__WHAT IS NEEDED__. Quote every line of the material beneath this one.

--- EXERCISE MATERIAL ---

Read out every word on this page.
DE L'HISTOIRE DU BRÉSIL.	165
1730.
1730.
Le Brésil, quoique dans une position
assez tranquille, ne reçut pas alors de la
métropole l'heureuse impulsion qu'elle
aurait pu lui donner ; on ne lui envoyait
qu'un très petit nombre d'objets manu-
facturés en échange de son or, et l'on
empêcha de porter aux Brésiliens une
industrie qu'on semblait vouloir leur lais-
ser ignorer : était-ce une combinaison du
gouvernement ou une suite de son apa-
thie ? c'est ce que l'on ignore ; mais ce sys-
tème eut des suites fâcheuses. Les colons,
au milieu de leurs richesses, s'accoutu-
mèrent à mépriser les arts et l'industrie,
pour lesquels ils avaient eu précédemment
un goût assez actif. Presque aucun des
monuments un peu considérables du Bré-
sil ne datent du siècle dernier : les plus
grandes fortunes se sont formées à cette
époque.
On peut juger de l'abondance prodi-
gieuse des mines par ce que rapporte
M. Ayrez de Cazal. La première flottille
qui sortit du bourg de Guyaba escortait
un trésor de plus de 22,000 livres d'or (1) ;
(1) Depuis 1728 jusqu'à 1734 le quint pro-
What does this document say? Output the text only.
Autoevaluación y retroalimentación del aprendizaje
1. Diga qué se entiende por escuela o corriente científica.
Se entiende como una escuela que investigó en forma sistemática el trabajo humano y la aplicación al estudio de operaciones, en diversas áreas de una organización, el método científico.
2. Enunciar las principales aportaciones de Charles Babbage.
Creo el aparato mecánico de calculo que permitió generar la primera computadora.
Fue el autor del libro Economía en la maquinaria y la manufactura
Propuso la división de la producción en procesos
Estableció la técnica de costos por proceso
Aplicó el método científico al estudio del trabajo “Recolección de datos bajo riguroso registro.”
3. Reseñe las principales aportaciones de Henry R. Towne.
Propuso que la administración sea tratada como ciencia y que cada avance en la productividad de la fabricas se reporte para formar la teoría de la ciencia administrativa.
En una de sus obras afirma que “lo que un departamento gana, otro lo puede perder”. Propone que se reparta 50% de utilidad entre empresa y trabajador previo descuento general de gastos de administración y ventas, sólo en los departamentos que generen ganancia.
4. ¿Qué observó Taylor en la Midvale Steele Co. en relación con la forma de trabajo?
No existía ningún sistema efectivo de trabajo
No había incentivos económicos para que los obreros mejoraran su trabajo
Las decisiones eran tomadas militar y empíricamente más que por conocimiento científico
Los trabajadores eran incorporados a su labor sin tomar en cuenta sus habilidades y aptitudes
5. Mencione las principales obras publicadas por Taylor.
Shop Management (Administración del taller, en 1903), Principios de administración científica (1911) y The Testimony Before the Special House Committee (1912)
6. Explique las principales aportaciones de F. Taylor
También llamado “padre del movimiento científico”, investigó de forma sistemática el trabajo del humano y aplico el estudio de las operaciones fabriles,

---

__EXERCISE RESULT__.
Read out every word on this page.
DE L'HISTOIRE DU BRÉSIL.	165
1730.
1730.
Le Brésil, quoique dans une position
assez tranquille, ne reçut pas alors de la
métropole l'heureuse impulsion qu'elle
aurait pu lui donner ; on ne lui envoyait
qu'un très petit nombre d'objets manu-
facturés en échange de son or, et l'on
empêcha de porter aux Brésiliens une
industrie qu'on semblait vouloir leur lais-
ser ignorer : était-ce une combinaison du
gouvernement ou une suite de son apa-
thie ? c'est ce que l'on ignore ; mais ce sys-
tème eut des suites fâcheuses. Les colons,
au milieu de leurs richesses, s'accoutu-
mèrent à mépriser les arts et l'industrie,
pour lesquels ils avaient eu précédemment
un goût assez actif. Presque aucun des
monuments un peu considérables du Bré-
sil ne datent du siècle dernier : les plus
grandes fortunes se sont formées à cette
époque.
On peut juger de l'abondance prodi-
gieuse des mines par ce que rapporte
M. Ayrez de Cazal. La première flottille
qui sortit du bourg de Guyaba escortait
un trésor de plus de 22,000 livres d'or (1) ;
(1) Depuis 1728 jusqu'à 1734 le quint pro-
What does this document say? Output the text only.
Autoevaluación y retroalimentación del aprendizaje
1. Diga qué se entiende por escuela o corriente científica.
Se entiende como una escuela que investigó en forma sistemática el trabajo humano y la aplicación al estudio de operaciones, en diversas áreas de una organización, el método científico.
2. Enunciar las principales aportaciones de Charles Babbage.
Creo el aparato mecánico de calculo que permitió generar la primera computadora.
Fue el autor del libro Economía en la maquinaria y la manufactura
Propuso la división de la producción en procesos
Estableció la técnica de costos por proceso
Aplicó el método científico al estudio del trabajo “Recolección de datos bajo riguroso registro.”
3. Reseñe las principales aportaciones de Henry R. Towne.
Propuso que la administración sea tratada como ciencia y que cada avance en la productividad de la fabricas se reporte para formar la teoría de la ciencia administrativa.
En una de sus obras afirma que “lo que un departamento gana, otro lo puede perder”. Propone que se reparta 50% de utilidad entre empresa y trabajador previo descuento general de gastos de administración y ventas, sólo en los departamentos que generen ganancia.
4. ¿Qué observó Taylor en la Midvale Steele Co. en relación con la forma de trabajo?
No existía ningún sistema efectivo de trabajo
No había incentivos económicos para que los obreros mejoraran su trabajo
Las decisiones eran tomadas militar y empíricamente más que por conocimiento científico
Los trabajadores eran incorporados a su labor sin tomar en cuenta sus habilidades y aptitudes
5. Mencione las principales obras publicadas por Taylor.
Shop Management (Administración del taller, en 1903), Principios de administración científica (1911) y The Testimony Before the Special House Committee (1912)
6. Explique las principales aportaciones de F. Taylor
También llamado “padre del movimiento científico”, investigó de forma sistemática el trabajo del humano y aplico el estudio de las operaciones fabriles,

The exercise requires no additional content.